:: Extracted information ::

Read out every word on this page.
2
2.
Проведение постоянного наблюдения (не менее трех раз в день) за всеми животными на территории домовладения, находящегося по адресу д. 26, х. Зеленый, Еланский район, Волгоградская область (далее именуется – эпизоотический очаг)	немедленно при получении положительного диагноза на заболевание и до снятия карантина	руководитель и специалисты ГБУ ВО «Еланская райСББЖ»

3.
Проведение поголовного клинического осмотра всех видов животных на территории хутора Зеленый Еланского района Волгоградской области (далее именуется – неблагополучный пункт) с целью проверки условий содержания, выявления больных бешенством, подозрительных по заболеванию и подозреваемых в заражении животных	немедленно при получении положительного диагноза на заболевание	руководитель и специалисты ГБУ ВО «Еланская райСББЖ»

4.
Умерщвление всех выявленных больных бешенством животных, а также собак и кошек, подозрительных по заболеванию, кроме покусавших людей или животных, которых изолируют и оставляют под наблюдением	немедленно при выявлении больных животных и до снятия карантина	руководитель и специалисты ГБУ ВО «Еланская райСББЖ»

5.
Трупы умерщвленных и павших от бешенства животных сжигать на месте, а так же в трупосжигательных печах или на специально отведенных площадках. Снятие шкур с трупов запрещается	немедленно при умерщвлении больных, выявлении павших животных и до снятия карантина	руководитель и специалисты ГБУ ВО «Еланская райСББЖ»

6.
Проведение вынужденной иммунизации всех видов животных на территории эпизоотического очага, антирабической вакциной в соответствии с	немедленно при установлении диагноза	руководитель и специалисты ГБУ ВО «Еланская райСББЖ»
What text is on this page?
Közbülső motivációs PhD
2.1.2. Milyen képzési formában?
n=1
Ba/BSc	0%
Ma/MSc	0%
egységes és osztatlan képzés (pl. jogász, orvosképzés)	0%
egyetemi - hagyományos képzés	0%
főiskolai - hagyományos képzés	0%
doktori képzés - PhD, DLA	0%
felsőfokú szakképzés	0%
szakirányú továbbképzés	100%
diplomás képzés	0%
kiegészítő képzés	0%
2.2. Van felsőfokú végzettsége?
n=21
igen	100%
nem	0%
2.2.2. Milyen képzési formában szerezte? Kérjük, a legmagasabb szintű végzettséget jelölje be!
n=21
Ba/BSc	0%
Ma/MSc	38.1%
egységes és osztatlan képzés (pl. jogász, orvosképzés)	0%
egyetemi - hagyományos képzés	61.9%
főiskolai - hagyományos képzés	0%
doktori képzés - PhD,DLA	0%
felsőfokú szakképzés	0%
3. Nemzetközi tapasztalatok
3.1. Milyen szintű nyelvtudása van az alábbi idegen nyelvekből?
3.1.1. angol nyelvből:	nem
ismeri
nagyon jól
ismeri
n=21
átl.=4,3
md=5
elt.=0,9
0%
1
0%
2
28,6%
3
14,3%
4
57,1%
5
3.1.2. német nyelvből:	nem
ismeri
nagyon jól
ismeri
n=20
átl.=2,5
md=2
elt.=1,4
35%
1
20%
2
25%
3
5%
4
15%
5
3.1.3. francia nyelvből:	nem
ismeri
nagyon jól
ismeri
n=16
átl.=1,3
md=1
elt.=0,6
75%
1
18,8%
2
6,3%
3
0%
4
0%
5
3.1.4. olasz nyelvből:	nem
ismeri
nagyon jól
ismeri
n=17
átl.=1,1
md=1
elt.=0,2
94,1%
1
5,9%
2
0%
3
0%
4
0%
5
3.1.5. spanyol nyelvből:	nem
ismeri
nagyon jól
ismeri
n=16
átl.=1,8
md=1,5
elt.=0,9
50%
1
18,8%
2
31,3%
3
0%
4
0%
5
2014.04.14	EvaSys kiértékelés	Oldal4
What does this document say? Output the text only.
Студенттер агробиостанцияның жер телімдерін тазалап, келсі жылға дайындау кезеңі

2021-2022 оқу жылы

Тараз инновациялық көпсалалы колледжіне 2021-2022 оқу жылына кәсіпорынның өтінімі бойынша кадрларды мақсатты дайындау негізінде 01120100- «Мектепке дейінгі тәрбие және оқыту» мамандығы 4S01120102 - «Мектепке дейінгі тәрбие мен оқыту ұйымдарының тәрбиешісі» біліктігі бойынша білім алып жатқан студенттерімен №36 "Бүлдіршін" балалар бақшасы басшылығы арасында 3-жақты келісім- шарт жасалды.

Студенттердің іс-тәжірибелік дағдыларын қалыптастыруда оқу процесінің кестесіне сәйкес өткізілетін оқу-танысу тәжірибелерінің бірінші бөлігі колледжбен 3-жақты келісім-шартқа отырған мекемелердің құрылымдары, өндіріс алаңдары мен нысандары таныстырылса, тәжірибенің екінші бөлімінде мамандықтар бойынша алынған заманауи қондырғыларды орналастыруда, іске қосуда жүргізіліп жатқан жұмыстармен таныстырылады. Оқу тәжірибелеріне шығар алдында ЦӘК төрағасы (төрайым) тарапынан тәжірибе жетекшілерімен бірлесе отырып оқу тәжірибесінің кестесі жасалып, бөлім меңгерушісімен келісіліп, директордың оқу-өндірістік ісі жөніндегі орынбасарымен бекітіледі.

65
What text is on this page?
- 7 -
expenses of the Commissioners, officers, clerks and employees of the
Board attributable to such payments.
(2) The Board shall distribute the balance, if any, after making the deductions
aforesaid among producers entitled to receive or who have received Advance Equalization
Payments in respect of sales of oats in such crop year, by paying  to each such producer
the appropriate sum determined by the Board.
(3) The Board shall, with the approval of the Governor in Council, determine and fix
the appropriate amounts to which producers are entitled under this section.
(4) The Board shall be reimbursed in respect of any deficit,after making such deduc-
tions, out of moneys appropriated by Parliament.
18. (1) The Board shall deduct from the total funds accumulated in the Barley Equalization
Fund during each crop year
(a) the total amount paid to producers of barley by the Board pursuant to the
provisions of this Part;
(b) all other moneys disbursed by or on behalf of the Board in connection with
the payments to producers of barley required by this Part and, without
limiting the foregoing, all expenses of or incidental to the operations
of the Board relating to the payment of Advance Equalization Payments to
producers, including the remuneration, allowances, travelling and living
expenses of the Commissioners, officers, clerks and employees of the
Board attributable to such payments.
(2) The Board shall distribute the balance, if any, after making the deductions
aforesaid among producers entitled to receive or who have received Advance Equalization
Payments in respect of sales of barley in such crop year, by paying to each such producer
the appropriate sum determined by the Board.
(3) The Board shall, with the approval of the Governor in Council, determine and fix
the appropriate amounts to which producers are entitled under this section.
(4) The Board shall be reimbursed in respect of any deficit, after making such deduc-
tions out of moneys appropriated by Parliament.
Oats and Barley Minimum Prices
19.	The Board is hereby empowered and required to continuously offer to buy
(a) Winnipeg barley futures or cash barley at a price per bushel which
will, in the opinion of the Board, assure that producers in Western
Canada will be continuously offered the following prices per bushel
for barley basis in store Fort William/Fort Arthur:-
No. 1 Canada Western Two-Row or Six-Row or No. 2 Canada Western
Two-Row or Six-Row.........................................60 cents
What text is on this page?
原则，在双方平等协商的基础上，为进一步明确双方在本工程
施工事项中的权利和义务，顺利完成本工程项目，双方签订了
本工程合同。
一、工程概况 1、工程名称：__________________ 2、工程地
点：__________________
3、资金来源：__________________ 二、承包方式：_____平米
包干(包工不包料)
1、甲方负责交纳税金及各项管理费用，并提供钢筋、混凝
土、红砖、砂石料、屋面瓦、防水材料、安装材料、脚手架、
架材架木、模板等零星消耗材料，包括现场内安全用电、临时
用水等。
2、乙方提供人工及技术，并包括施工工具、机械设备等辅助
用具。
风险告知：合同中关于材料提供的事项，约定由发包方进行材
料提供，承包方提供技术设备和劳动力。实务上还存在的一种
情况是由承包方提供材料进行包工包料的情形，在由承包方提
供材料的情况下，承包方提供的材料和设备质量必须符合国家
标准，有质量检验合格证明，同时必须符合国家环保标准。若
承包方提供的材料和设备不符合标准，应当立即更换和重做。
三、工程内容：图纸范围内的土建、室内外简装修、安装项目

:::

[Task brief]
Filter the entries down to the lines containing "жатқан". Copy each of those lines.

[Correct response]
Тараз инновациялық көпсалалы колледжіне 2021-2022 оқу жылына кәсіпорынның өтінімі бойынша кадрларды мақсатты дайындау негізінде 01120100- «Мектепке дейінгі тәрбие және оқыту» мамандығы 4S01120102 - «Мектепке дейінгі тәрбие мен оқыту ұйымдарының тәрбиешісі» біліктігі бойынша білім алып жатқан студенттерімен №36 "Бүлдіршін" балалар бақшасы басшылығы арасында 3-жақты келісім- шарт жасалды.
Студенттердің іс-тәжірибелік дағдыларын қалыптастыруда оқу процесінің кестесіне сәйкес өткізілетін оқу-танысу тәжірибелерінің бірінші бөлігі колледжбен 3-жақты келісім-шартқа отырған мекемелердің құрылымдары, өндіріс алаңдары мен нысандары таныстырылса, тәжірибенің екінші бөлімінде мамандықтар бойынша алынған заманауи қондырғыларды орналастыруда, іске қосуда жүргізіліп жатқан жұмыстармен таныстырылады. Оқу тәжірибелеріне шығар алдында ЦӘК төрағасы (төрайым) тарапынан тәжірибе жетекшілерімен бірлесе отырып оқу тәжірибесінің кестесі жасалып, бөлім меңгерушісімен келісіліп, директордың оқу-өндірістік ісі жөніндегі орынбасарымен бекітіледі.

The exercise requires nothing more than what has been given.